*DATA ENTRIES:*

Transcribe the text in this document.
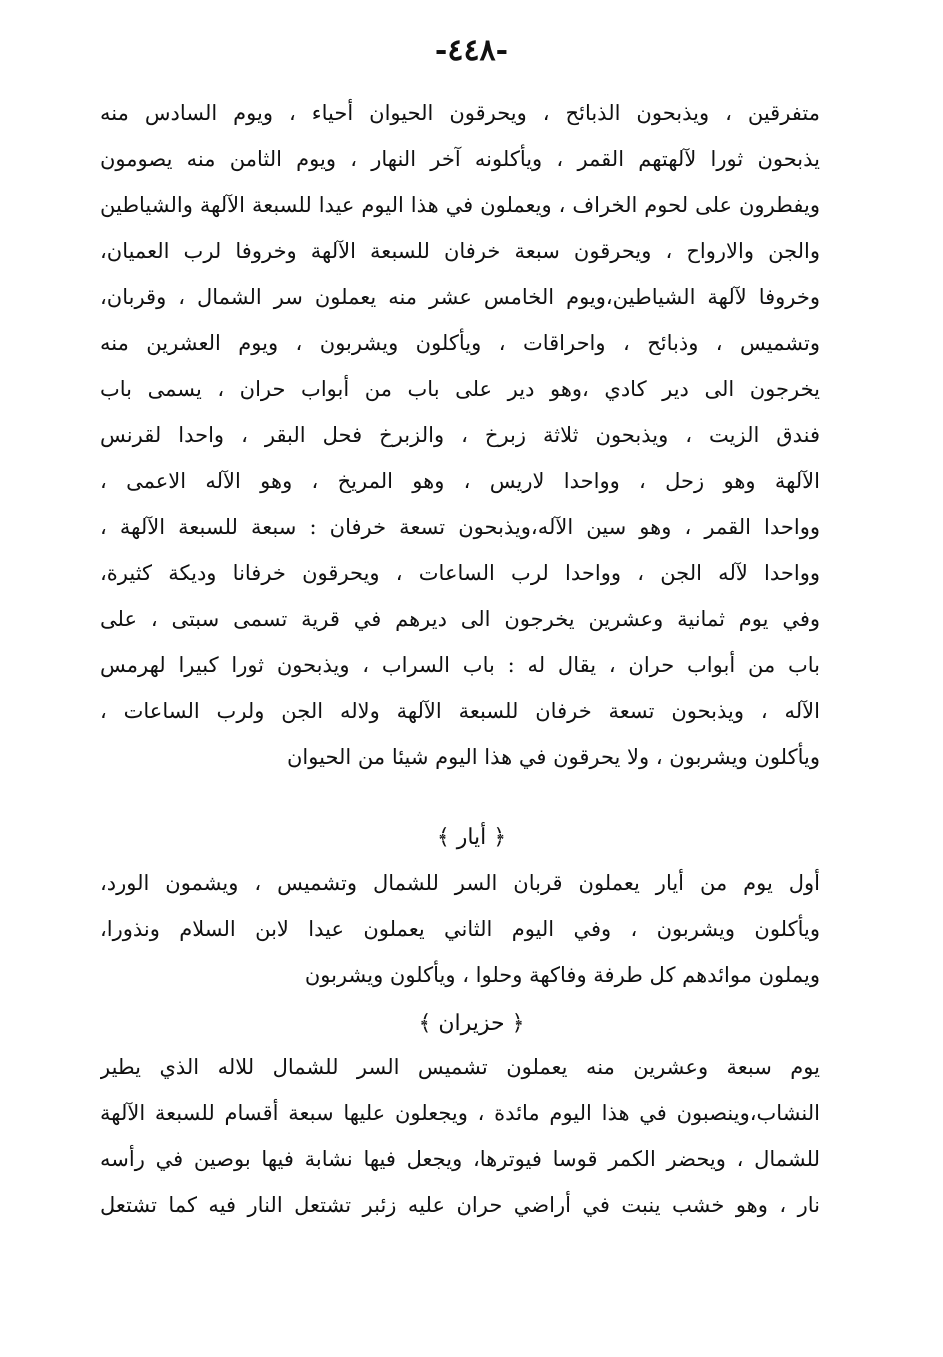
-٤٤٨-
متفرقين ، ويذبحون الذبائح ، ويحرقون الحيوان أحياء ، ويوم السادس منه
يذبحون ثورا لآلهتهم القمر ، ويأكلونه آخر النهار ، ويوم الثامن منه يصومون
ويفطرون على لحوم الخراف ، ويعملون في هذا اليوم عيدا للسبعة الآلهة والشياطين
والجن والارواح ، ويحرقون سبعة خرفان للسبعة الآلهة وخروفا لرب العميان،
وخروفا لآلهة الشياطين،ويوم الخامس عشر منه يعملون سر الشمال ، وقربان،
وتشميس ، وذبائح ، واحراقات ، ويأكلون ويشربون ، ويوم العشرين منه
يخرجون الى دير كادي ،وهو دير على باب من أبواب حران ، يسمى باب
فندق الزيت ، ويذبحون ثلاثة زبرخ ، والزبرخ فحل البقر ، واحدا لقرنس
الآلهة وهو زحل ، وواحدا لاريس ، وهو المريخ ، وهو الآله الاعمى ،
وواحدا القمر ، وهو سين الآله،ويذبحون تسعة خرفان : سبعة للسبعة الآلهة ،
وواحدا لآله الجن ، وواحدا لرب الساعات ، ويحرقون خرفانا وديكة كثيرة،
وفي يوم ثمانية وعشرين يخرجون الى ديرهم في قرية تسمى سبتى ، على
باب من أبواب حران ، يقال له : باب السراب ، ويذبحون ثورا كبيرا لهرمس
الآله ، ويذبحون تسعة خرفان للسبعة الآلهة ولاله الجن ولرب الساعات ،
ويأكلون ويشربون ، ولا يحرقون في هذا اليوم شيئا من الحيوان
﴿ أيار ﴾
أول يوم من أيار يعملون قربان السر للشمال وتشميس ، ويشمون الورد،
ويأكلون ويشربون ، وفي اليوم الثاني يعملون عيدا لابن السلام ونذورا،
ويملون موائدهم كل طرفة وفاكهة وحلوا ، ويأكلون ويشربون
﴿ حزيران ﴾
يوم سبعة وعشرين منه يعملون تشميس السر للشمال للاله الذي يطير
النشاب،وينصبون في هذا اليوم مائدة ، ويجعلون عليها سبعة أقسام للسبعة الآلهة
للشمال ، ويحضر الكمر قوسا فيوترها، ويجعل فيها نشابة فيها بوصين في رأسه
نار ، وهو خشب ينبت في أراضي حران عليه زئبر تشتعل النار فيه كما تشتعل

*TASK OBJECTIVE:* Print the entries above exactly, taking out only the pictures.

*THE REPLY:*
Transcribe the text in this document.
-٤٤٨-
متفرقين ، ويذبحون الذبائح ، ويحرقون الحيوان أحياء ، ويوم السادس منه
يذبحون ثورا لآلهتهم القمر ، ويأكلونه آخر النهار ، ويوم الثامن منه يصومون
ويفطرون على لحوم الخراف ، ويعملون في هذا اليوم عيدا للسبعة الآلهة والشياطين
والجن والارواح ، ويحرقون سبعة خرفان للسبعة الآلهة وخروفا لرب العميان،
وخروفا لآلهة الشياطين،ويوم الخامس عشر منه يعملون سر الشمال ، وقربان،
وتشميس ، وذبائح ، واحراقات ، ويأكلون ويشربون ، ويوم العشرين منه
يخرجون الى دير كادي ،وهو دير على باب من أبواب حران ، يسمى باب
فندق الزيت ، ويذبحون ثلاثة زبرخ ، والزبرخ فحل البقر ، واحدا لقرنس
الآلهة وهو زحل ، وواحدا لاريس ، وهو المريخ ، وهو الآله الاعمى ،
وواحدا القمر ، وهو سين الآله،ويذبحون تسعة خرفان : سبعة للسبعة الآلهة ،
وواحدا لآله الجن ، وواحدا لرب الساعات ، ويحرقون خرفانا وديكة كثيرة،
وفي يوم ثمانية وعشرين يخرجون الى ديرهم في قرية تسمى سبتى ، على
باب من أبواب حران ، يقال له : باب السراب ، ويذبحون ثورا كبيرا لهرمس
الآله ، ويذبحون تسعة خرفان للسبعة الآلهة ولاله الجن ولرب الساعات ،
ويأكلون ويشربون ، ولا يحرقون في هذا اليوم شيئا من الحيوان
﴿ أيار ﴾
أول يوم من أيار يعملون قربان السر للشمال وتشميس ، ويشمون الورد،
ويأكلون ويشربون ، وفي اليوم الثاني يعملون عيدا لابن السلام ونذورا،
ويملون موائدهم كل طرفة وفاكهة وحلوا ، ويأكلون ويشربون
﴿ حزيران ﴾
يوم سبعة وعشرين منه يعملون تشميس السر للشمال للاله الذي يطير
النشاب،وينصبون في هذا اليوم مائدة ، ويجعلون عليها سبعة أقسام للسبعة الآلهة
للشمال ، ويحضر الكمر قوسا فيوترها، ويجعل فيها نشابة فيها بوصين في رأسه
نار ، وهو خشب ينبت في أراضي حران عليه زئبر تشتعل النار فيه كما تشتعل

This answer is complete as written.